▶ [WRITTEN REQUEST] Without the pictures, reproduce the records that follow exactly.

Entries with figure data
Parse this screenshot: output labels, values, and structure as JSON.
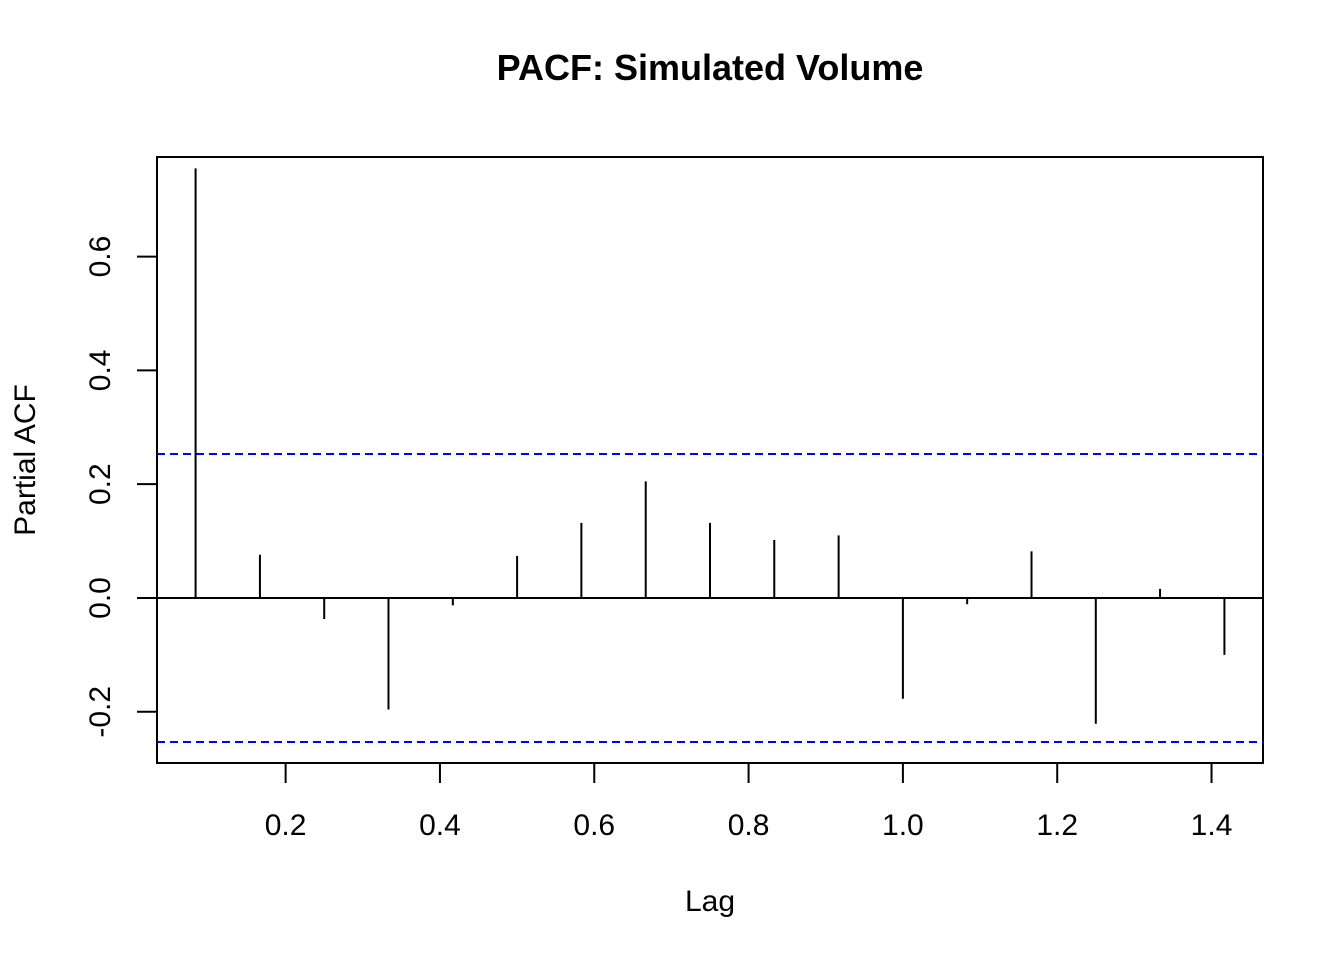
{
  "chart_data": {
    "type": "bar",
    "title": "PACF: Simulated Volume",
    "xlabel": "Lag",
    "ylabel": "Partial ACF",
    "xlim": [
      0.0333,
      1.4667
    ],
    "ylim": [
      -0.29,
      0.775
    ],
    "xticks": [
      0.2,
      0.4,
      0.6,
      0.8,
      1.0,
      1.2,
      1.4
    ],
    "xtick_labels": [
      "0.2",
      "0.4",
      "0.6",
      "0.8",
      "1.0",
      "1.2",
      "1.4"
    ],
    "yticks": [
      -0.2,
      0.0,
      0.2,
      0.4,
      0.6
    ],
    "ytick_labels": [
      "-0.2",
      "0.0",
      "0.2",
      "0.4",
      "0.6"
    ],
    "confidence_bound": 0.253,
    "zero_line": 0,
    "grid": false,
    "colors": {
      "spikes": "#000000",
      "bounds": "#0000ff",
      "axes": "#000000"
    },
    "x": [
      0.0833,
      0.1667,
      0.25,
      0.3333,
      0.4167,
      0.5,
      0.5833,
      0.6667,
      0.75,
      0.8333,
      0.9167,
      1.0,
      1.0833,
      1.1667,
      1.25,
      1.3333,
      1.4167
    ],
    "values": [
      0.755,
      0.076,
      -0.037,
      -0.196,
      -0.013,
      0.074,
      0.132,
      0.205,
      0.132,
      0.102,
      0.11,
      -0.177,
      -0.011,
      0.082,
      -0.221,
      0.016,
      -0.1
    ]
  }
}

▶ [SOLUTION TO THIS EXERCISE]
Parse this screenshot: output labels, values, and structure as JSON.
{
  "chart_data": {
    "type": "bar",
    "title": "PACF: Simulated Volume",
    "xlabel": "Lag",
    "ylabel": "Partial ACF",
    "xlim": [
      0.0333,
      1.4667
    ],
    "ylim": [
      -0.29,
      0.775
    ],
    "xticks": [
      0.2,
      0.4,
      0.6,
      0.8,
      1.0,
      1.2,
      1.4
    ],
    "xtick_labels": [
      "0.2",
      "0.4",
      "0.6",
      "0.8",
      "1.0",
      "1.2",
      "1.4"
    ],
    "yticks": [
      -0.2,
      0.0,
      0.2,
      0.4,
      0.6
    ],
    "ytick_labels": [
      "-0.2",
      "0.0",
      "0.2",
      "0.4",
      "0.6"
    ],
    "confidence_bound": 0.253,
    "zero_line": 0,
    "grid": false,
    "colors": {
      "spikes": "#000000",
      "bounds": "#0000ff",
      "axes": "#000000"
    },
    "x": [
      0.0833,
      0.1667,
      0.25,
      0.3333,
      0.4167,
      0.5,
      0.5833,
      0.6667,
      0.75,
      0.8333,
      0.9167,
      1.0,
      1.0833,
      1.1667,
      1.25,
      1.3333,
      1.4167
    ],
    "values": [
      0.755,
      0.076,
      -0.037,
      -0.196,
      -0.013,
      0.074,
      0.132,
      0.205,
      0.132,
      0.102,
      0.11,
      -0.177,
      -0.011,
      0.082,
      -0.221,
      0.016,
      -0.1
    ]
  }
}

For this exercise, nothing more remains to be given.